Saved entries

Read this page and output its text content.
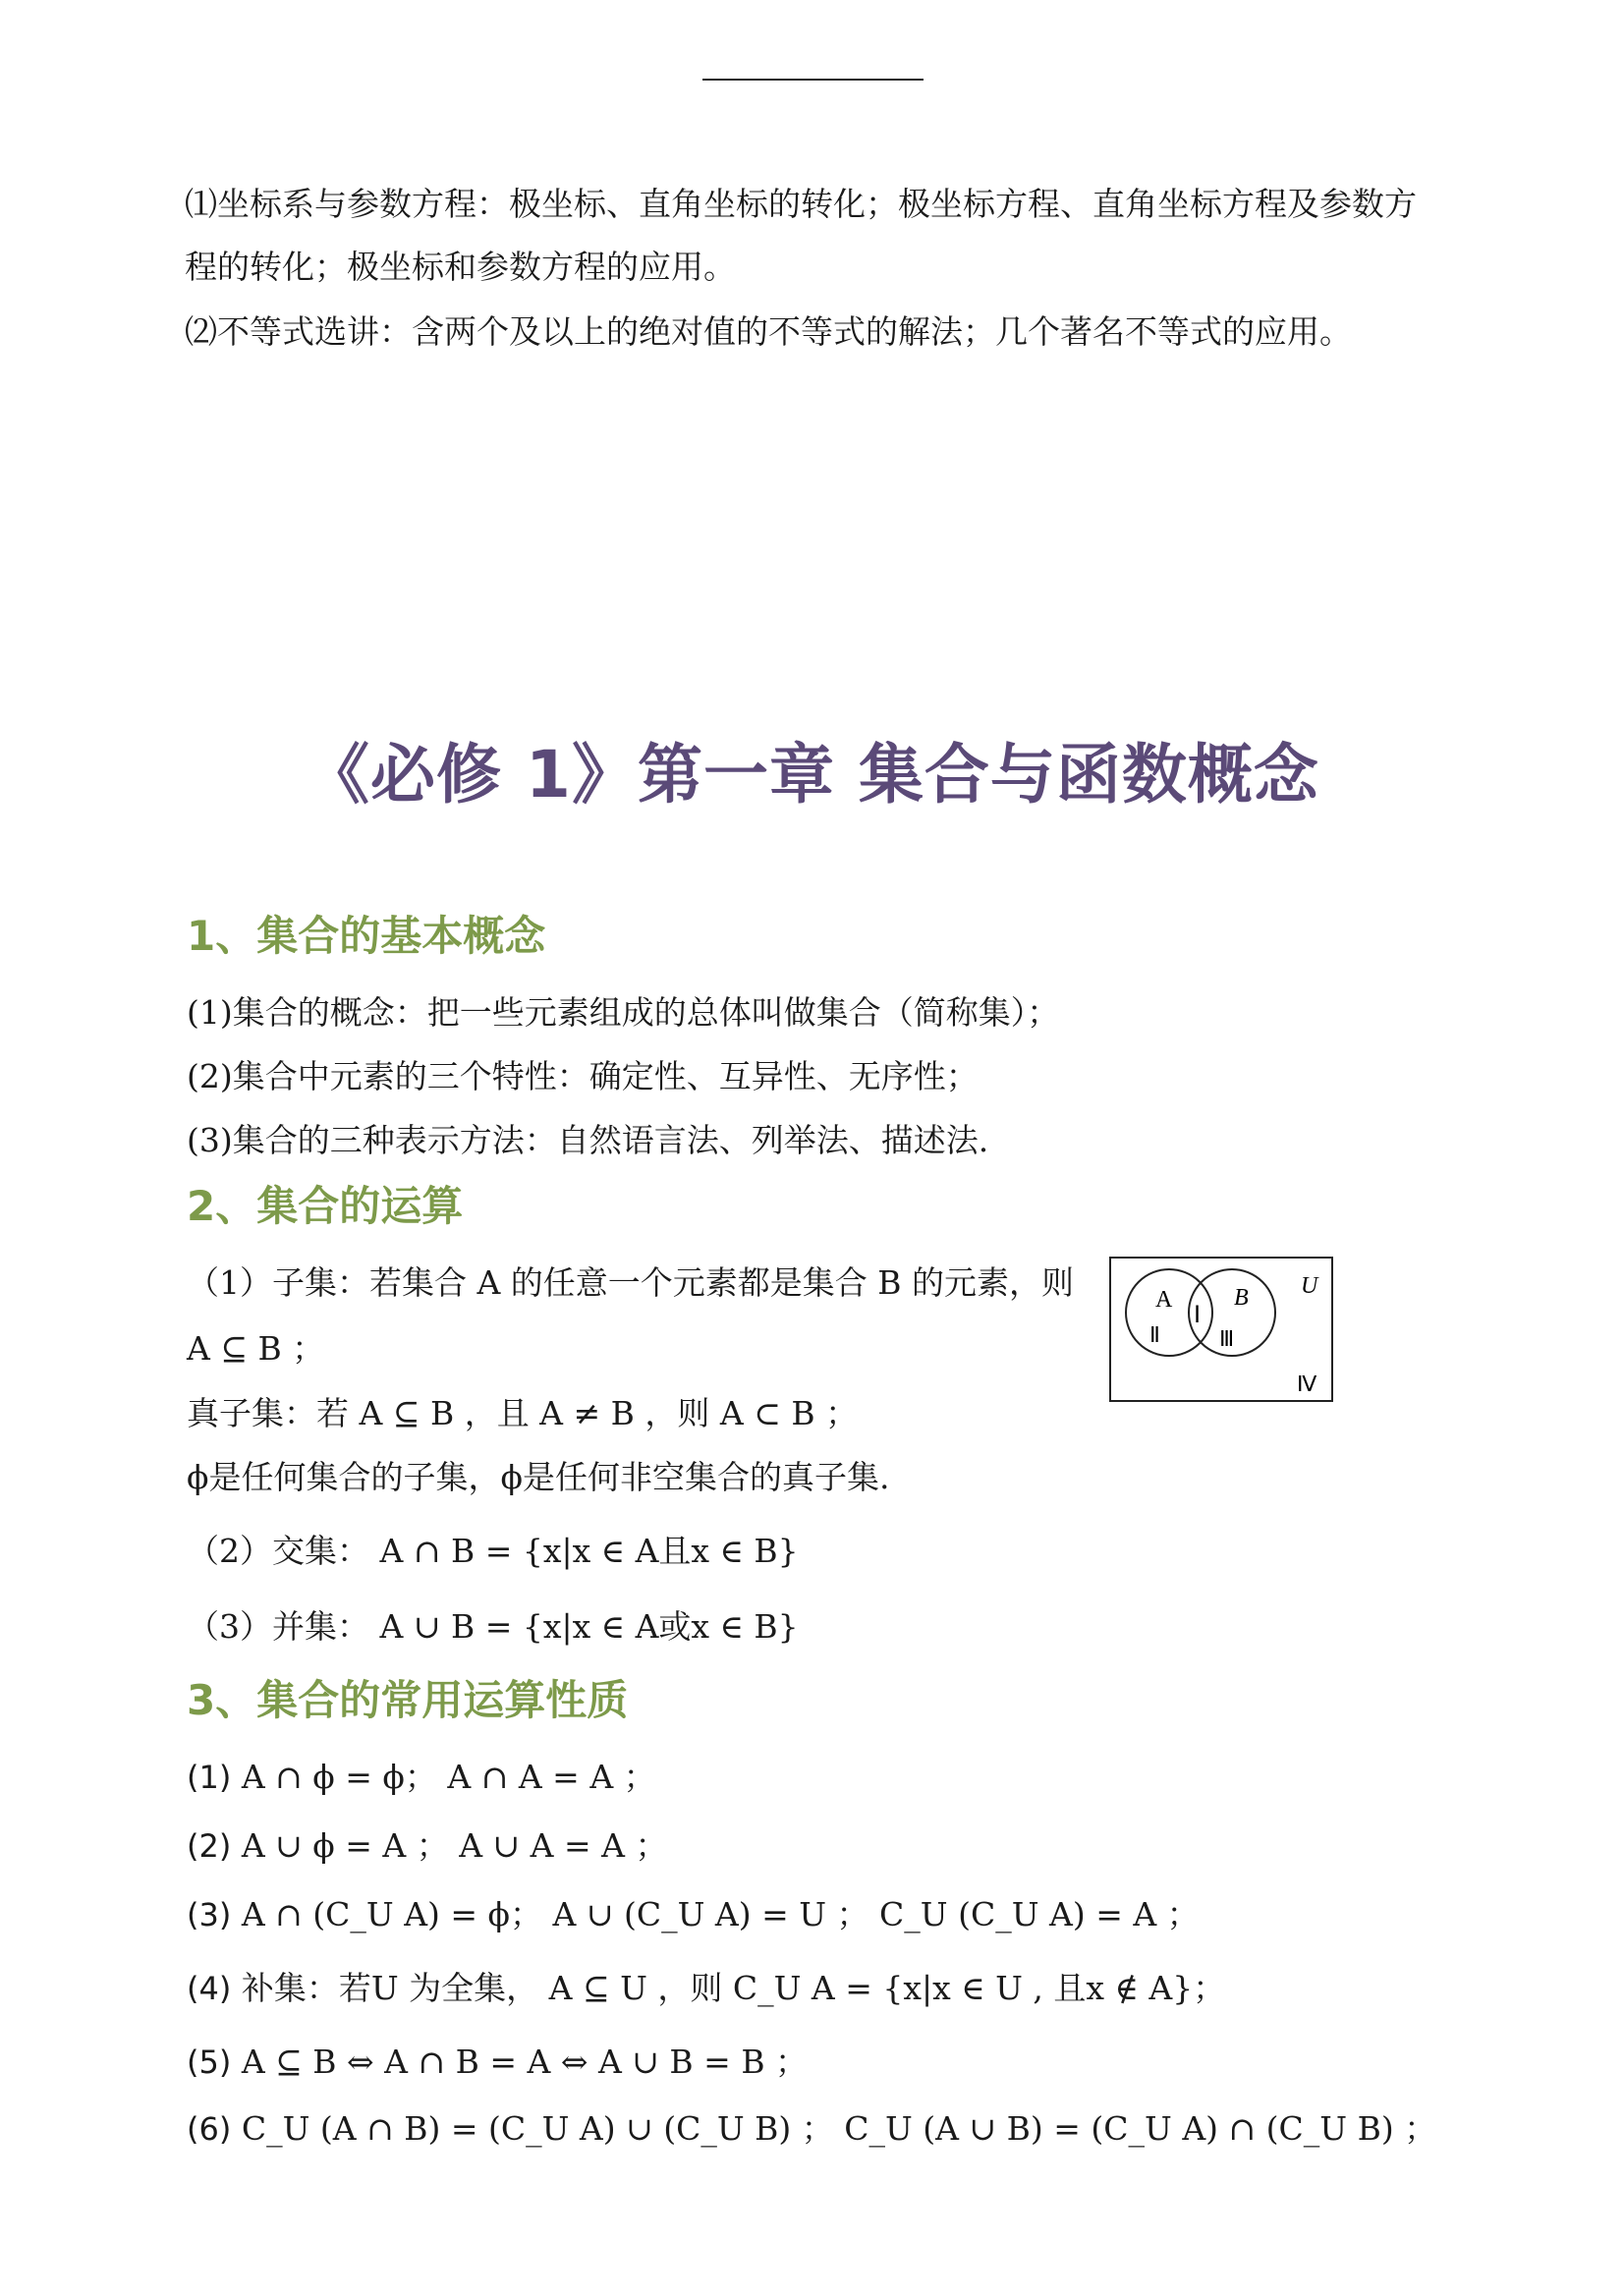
⑴坐标系与参数方程：极坐标、直角坐标的转化；极坐标方程、直角坐标方程及参数方程的转化；极坐标和参数方程的应用。
⑵不等式选讲：含两个及以上的绝对值的不等式的解法；几个著名不等式的应用。
《必修 1》第一章 集合与函数概念
1、集合的基本概念
(1)集合的概念：把一些元素组成的总体叫做集合（简称集）；
(2)集合中元素的三个特性：确定性、互异性、无序性；
(3)集合的三种表示方法：自然语言法、列举法、描述法.
2、集合的运算
（1）子集：若集合 A 的任意一个元素都是集合 B 的元素，则
A ⊆ B ；
真子集：若 A ⊆ B ，且 A ≠ B ，则 A ⊂ B ；
ϕ是任何集合的子集，ϕ是任何非空集合的真子集.
（2）交集： A ∩ B = {x|x ∈ A且x ∈ B}
（3）并集： A ∪ B = {x|x ∈ A或x ∈ B}
A	B U
Ⅰ
Ⅱ	Ⅲ
Ⅳ
3、集合的常用运算性质
(1) A ∩ ϕ = ϕ； A ∩ A = A ；
(2) A ∪ ϕ = A ； A ∪ A = A ；
(3) A ∩ (C_U A) = ϕ； A ∪ (C_U A) = U ； C_U (C_U A) = A ；
(4) 补集：若U 为全集， A ⊆ U ，则 C_U A = {x|x ∈ U , 且x ∉ A}；
(5) A ⊆ B ⇔ A ∩ B = A ⇔ A ∪ B = B ；
(6) C_U (A ∩ B) = (C_U A) ∪ (C_U B) ； C_U (A ∪ B) = (C_U A) ∩ (C_U B) ；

### Written exercise
Reproduce the whole listing above word for word, but not its pictures.

### Task solution
Read this page and output its text content.
⑴坐标系与参数方程：极坐标、直角坐标的转化；极坐标方程、直角坐标方程及参数方程的转化；极坐标和参数方程的应用。
⑵不等式选讲：含两个及以上的绝对值的不等式的解法；几个著名不等式的应用。
《必修 1》第一章 集合与函数概念
1、集合的基本概念
(1)集合的概念：把一些元素组成的总体叫做集合（简称集）；
(2)集合中元素的三个特性：确定性、互异性、无序性；
(3)集合的三种表示方法：自然语言法、列举法、描述法.
2、集合的运算
（1）子集：若集合 A 的任意一个元素都是集合 B 的元素，则
A ⊆ B ；
真子集：若 A ⊆ B ，且 A ≠ B ，则 A ⊂ B ；
ϕ是任何集合的子集，ϕ是任何非空集合的真子集.
（2）交集： A ∩ B = {x|x ∈ A且x ∈ B}
（3）并集： A ∪ B = {x|x ∈ A或x ∈ B}
A	B U
Ⅰ
Ⅱ	Ⅲ
Ⅳ
3、集合的常用运算性质
(1) A ∩ ϕ = ϕ； A ∩ A = A ；
(2) A ∪ ϕ = A ； A ∪ A = A ；
(3) A ∩ (C_U A) = ϕ； A ∪ (C_U A) = U ； C_U (C_U A) = A ；
(4) 补集：若U 为全集， A ⊆ U ，则 C_U A = {x|x ∈ U , 且x ∉ A}；
(5) A ⊆ B ⇔ A ∩ B = A ⇔ A ∪ B = B ；
(6) C_U (A ∩ B) = (C_U A) ∪ (C_U B) ； C_U (A ∪ B) = (C_U A) ∩ (C_U B) ；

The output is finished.